* Provided data:
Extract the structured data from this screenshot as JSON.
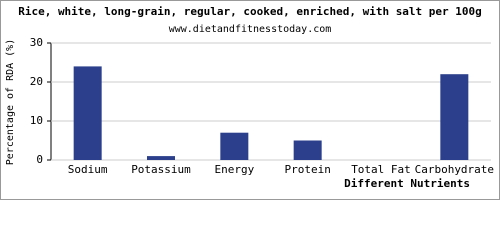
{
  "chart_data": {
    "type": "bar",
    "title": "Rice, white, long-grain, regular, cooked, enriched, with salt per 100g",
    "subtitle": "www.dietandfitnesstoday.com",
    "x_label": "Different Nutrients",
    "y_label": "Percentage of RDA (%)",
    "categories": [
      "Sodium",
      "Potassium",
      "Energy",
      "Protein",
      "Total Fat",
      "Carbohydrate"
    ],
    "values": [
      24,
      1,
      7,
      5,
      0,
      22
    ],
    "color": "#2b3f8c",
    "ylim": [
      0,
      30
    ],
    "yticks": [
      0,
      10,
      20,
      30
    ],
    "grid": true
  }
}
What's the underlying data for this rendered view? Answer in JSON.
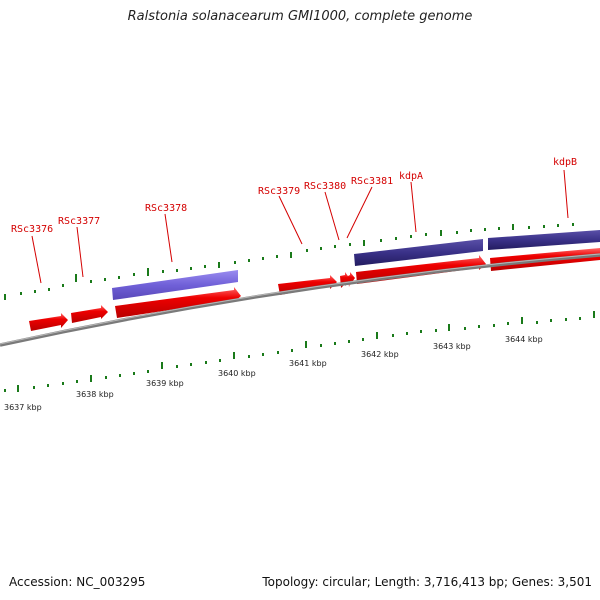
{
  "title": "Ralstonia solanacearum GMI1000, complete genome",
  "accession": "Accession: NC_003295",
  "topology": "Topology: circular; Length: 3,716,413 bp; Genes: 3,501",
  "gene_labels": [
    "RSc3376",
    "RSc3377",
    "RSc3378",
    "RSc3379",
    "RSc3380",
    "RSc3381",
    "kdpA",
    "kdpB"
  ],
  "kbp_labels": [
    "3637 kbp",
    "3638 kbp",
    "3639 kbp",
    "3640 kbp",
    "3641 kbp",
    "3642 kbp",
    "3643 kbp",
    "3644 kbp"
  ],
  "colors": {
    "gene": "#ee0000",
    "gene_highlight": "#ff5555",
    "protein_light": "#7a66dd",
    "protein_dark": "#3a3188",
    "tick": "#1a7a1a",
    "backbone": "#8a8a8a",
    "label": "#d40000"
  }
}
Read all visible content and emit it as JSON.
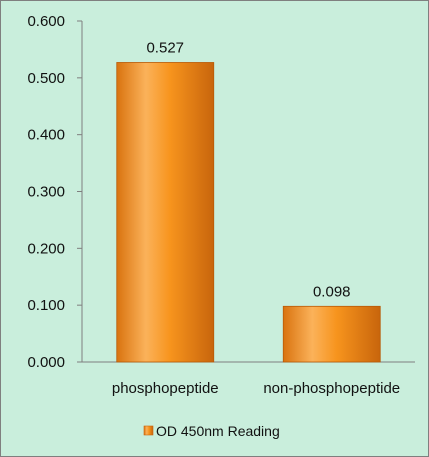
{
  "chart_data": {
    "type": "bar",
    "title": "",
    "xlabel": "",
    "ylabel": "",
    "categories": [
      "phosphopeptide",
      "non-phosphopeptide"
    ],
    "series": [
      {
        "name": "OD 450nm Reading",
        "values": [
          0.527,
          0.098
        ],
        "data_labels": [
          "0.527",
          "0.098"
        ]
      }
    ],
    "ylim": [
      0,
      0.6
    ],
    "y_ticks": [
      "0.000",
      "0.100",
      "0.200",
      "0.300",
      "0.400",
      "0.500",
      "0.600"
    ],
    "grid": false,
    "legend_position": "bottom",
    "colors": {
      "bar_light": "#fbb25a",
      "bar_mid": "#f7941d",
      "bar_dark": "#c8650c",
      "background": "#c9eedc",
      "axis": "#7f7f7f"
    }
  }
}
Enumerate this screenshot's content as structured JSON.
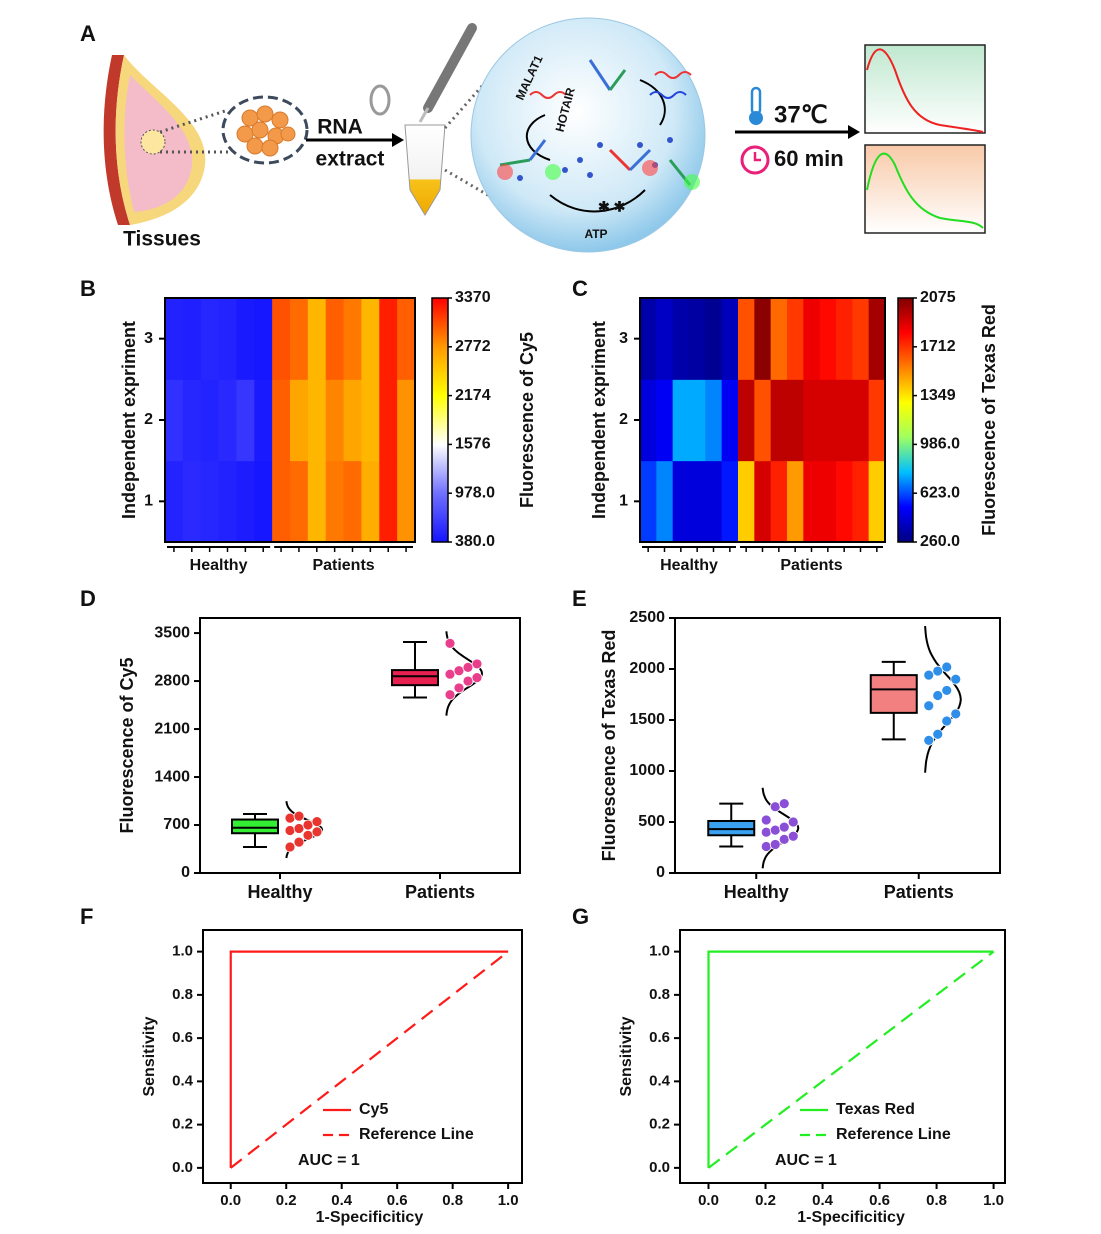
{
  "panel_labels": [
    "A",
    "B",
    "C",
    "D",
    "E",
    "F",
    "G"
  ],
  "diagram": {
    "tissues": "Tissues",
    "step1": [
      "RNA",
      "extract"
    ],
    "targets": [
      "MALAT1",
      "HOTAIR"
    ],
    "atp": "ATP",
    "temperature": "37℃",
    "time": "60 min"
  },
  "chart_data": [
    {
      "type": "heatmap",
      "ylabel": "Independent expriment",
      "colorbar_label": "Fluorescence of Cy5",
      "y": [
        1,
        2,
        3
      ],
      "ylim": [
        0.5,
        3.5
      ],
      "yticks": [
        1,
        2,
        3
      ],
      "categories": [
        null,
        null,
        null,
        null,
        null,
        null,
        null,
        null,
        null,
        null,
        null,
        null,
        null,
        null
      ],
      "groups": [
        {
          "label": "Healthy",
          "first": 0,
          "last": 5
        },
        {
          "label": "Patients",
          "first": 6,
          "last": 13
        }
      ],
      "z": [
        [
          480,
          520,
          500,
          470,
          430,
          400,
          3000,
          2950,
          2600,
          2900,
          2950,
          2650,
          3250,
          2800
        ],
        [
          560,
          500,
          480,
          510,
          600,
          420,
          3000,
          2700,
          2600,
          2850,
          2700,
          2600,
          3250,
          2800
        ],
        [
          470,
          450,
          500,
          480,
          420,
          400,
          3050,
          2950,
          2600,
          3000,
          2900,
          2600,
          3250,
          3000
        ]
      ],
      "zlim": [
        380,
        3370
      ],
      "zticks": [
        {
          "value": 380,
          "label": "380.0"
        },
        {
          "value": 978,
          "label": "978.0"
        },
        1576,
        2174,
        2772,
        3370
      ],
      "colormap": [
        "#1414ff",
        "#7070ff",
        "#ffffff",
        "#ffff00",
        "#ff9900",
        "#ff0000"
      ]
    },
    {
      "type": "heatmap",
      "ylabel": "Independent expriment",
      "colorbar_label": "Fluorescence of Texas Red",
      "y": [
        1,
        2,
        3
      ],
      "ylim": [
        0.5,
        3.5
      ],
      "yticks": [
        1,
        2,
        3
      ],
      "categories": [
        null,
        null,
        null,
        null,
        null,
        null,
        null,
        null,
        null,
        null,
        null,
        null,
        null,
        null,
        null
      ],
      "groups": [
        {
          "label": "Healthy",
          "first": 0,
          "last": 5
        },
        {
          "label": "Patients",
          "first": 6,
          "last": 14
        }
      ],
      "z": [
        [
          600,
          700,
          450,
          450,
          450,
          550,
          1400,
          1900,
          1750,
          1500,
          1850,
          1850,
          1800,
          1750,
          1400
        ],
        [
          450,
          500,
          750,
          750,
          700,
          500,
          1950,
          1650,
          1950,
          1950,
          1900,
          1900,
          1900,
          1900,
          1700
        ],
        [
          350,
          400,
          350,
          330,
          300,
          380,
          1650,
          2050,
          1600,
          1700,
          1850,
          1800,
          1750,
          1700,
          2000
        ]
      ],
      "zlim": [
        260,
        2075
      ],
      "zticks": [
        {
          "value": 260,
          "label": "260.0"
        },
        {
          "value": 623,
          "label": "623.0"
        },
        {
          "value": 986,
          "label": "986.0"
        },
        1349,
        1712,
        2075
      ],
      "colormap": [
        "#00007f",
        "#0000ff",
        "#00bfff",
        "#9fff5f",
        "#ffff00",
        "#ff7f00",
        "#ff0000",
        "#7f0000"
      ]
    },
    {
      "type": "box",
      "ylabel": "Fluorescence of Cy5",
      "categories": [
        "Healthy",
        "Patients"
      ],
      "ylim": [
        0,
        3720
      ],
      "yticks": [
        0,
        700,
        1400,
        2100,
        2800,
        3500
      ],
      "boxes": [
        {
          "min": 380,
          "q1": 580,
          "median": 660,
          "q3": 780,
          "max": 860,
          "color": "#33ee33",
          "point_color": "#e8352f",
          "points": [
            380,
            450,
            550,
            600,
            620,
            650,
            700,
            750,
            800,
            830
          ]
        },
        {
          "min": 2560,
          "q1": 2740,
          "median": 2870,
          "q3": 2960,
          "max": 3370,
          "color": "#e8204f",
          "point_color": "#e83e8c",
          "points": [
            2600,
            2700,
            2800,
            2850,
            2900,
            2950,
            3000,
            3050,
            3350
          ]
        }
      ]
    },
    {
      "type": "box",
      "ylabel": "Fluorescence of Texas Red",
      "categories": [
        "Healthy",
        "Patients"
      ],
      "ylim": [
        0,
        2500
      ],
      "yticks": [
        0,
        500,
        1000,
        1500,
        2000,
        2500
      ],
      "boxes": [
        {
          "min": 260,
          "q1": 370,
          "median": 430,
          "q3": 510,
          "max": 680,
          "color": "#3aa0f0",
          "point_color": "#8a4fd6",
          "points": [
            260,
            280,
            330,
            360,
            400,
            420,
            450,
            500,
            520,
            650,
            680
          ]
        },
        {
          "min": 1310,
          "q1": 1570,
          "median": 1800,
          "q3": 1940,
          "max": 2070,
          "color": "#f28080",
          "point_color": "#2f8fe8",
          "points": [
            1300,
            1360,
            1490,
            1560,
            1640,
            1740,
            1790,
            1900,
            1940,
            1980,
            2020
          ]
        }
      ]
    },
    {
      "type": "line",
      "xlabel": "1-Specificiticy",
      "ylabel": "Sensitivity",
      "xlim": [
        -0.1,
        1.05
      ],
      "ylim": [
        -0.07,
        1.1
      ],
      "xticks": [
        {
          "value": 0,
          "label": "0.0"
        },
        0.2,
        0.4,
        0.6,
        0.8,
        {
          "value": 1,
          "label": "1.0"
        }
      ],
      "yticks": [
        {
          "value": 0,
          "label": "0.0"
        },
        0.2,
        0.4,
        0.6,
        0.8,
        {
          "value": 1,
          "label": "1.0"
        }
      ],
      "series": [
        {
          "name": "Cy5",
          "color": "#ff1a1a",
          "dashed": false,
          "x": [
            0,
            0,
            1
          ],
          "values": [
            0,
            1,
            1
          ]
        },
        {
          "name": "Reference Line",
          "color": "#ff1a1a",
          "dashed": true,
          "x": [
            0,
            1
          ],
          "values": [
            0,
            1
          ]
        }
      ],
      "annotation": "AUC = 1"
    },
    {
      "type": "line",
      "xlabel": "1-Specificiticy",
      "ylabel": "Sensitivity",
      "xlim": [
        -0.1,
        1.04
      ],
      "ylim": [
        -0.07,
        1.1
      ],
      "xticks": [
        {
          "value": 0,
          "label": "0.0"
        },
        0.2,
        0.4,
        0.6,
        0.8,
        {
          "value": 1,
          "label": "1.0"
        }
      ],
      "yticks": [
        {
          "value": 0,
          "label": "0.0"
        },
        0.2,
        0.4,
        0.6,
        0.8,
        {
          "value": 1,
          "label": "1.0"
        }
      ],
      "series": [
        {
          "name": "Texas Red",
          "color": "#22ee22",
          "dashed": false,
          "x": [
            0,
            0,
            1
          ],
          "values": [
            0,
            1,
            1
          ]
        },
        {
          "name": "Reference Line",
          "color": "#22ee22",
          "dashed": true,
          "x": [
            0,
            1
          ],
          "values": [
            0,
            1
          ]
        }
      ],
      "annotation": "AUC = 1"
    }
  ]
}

* Exercise description: If a line in the data contains the string "Fluorescence", copy it.

* Output of the exercise:
      "colorbar_label": "Fluorescence of Cy5",
      "colorbar_label": "Fluorescence of Texas Red",
      "ylabel": "Fluorescence of Cy5",
      "ylabel": "Fluorescence of Texas Red",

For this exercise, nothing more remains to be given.